Work to complete :: Locate every line of the records that contains the string "colorbar" and copy each one. Case counts.

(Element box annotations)
++++++++
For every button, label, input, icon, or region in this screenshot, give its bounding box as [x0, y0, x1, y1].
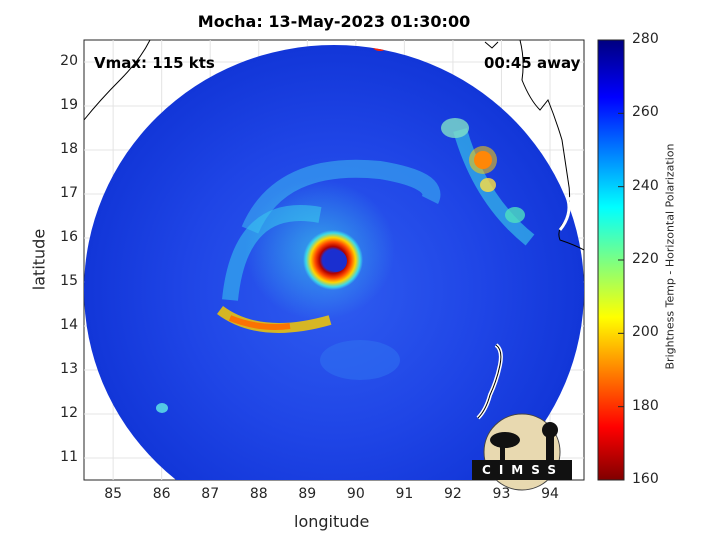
colorbar-tick-label: 220 — [632, 251, 659, 267]
x-tick-label: 94 — [541, 486, 559, 502]
colorbar-tick-label: 200 — [632, 324, 659, 341]
x-axis-label: longitude — [294, 512, 370, 531]
y-tick-label: 18 — [60, 141, 78, 157]
y-tick-label: 13 — [60, 361, 78, 377]
island — [558, 193, 576, 231]
y-tick-label: 16 — [60, 229, 78, 245]
x-tick-label: 91 — [395, 486, 414, 502]
y-tick-label: 17 — [60, 185, 78, 201]
x-tick-label: 86 — [152, 486, 171, 502]
colorbar-tick-label: 180 — [632, 397, 659, 414]
storm-eye — [325, 250, 347, 272]
x-tick-label: 93 — [492, 486, 511, 502]
colorbar-tick-label: 240 — [632, 177, 659, 194]
y-tick-label: 14 — [60, 317, 78, 333]
time-away-annotation: 00:45 away — [484, 54, 581, 72]
rain-band — [453, 128, 535, 246]
coastline — [84, 40, 151, 121]
island — [477, 344, 502, 419]
y-tick-label: 19 — [60, 97, 78, 113]
y-tick-label: 20 — [60, 53, 78, 69]
coastline — [519, 40, 584, 251]
x-tick-label: 88 — [249, 486, 268, 502]
x-tick-label: 89 — [298, 486, 317, 502]
x-tick-label: 92 — [444, 486, 462, 502]
y-axis-label: latitude — [29, 228, 49, 291]
chart-title: Mocha: 13-May-2023 01:30:00 — [197, 12, 471, 31]
vmax-annotation: Vmax: 115 kts — [94, 54, 215, 72]
colorbar-label: Brightness Temp - Horizontal Polarizatio… — [663, 143, 677, 370]
y-tick-label: 11 — [60, 449, 78, 465]
logo-text: CIMSS — [482, 463, 564, 477]
x-tick-label: 90 — [346, 486, 365, 502]
colorbar-tick-label: 280 — [632, 31, 659, 47]
y-tick-label: 15 — [60, 273, 78, 289]
x-tick-label: 85 — [104, 486, 123, 502]
colorbar-tick-label: 260 — [632, 104, 659, 121]
coastline — [484, 41, 499, 49]
x-tick-label: 87 — [201, 486, 220, 502]
colorbar-tick-label: 160 — [632, 471, 659, 487]
rain-band — [228, 315, 291, 330]
cimss-logo — [472, 413, 572, 491]
y-tick-label: 12 — [60, 405, 78, 421]
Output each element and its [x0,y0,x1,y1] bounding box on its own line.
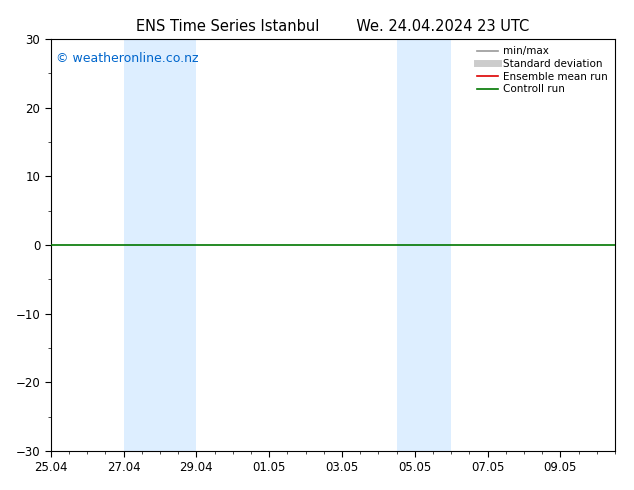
Bar [396,39,451,451]
Text: © weatheronline.co.nz: © weatheronline.co.nz [56,51,199,65]
Bar [124,39,197,451]
Legend: min/max, Standard deviation, Ensemble mean run, Controll run: min/max, Standard deviation, Ensemble me… [475,45,610,97]
Title: ENS Time Series Istanbul        We. 24.04.2024 23 UTC: ENS Time Series Istanbul We. 24.04.2024 … [136,19,529,34]
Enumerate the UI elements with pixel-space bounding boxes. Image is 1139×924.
++++++++
Written response ::
colorbar-tick-label: 220 — [632, 251, 659, 267]
colorbar-tick-label: 200 — [632, 324, 659, 341]
colorbar-tick-label: 180 — [632, 397, 659, 414]
colorbar-tick-label: 240 — [632, 177, 659, 194]
colorbar-label: Brightness Temp - Horizontal Polarizatio… — [663, 143, 677, 370]
colorbar-tick-label: 280 — [632, 31, 659, 47]
colorbar-tick-label: 260 — [632, 104, 659, 121]
colorbar-tick-label: 160 — [632, 471, 659, 487]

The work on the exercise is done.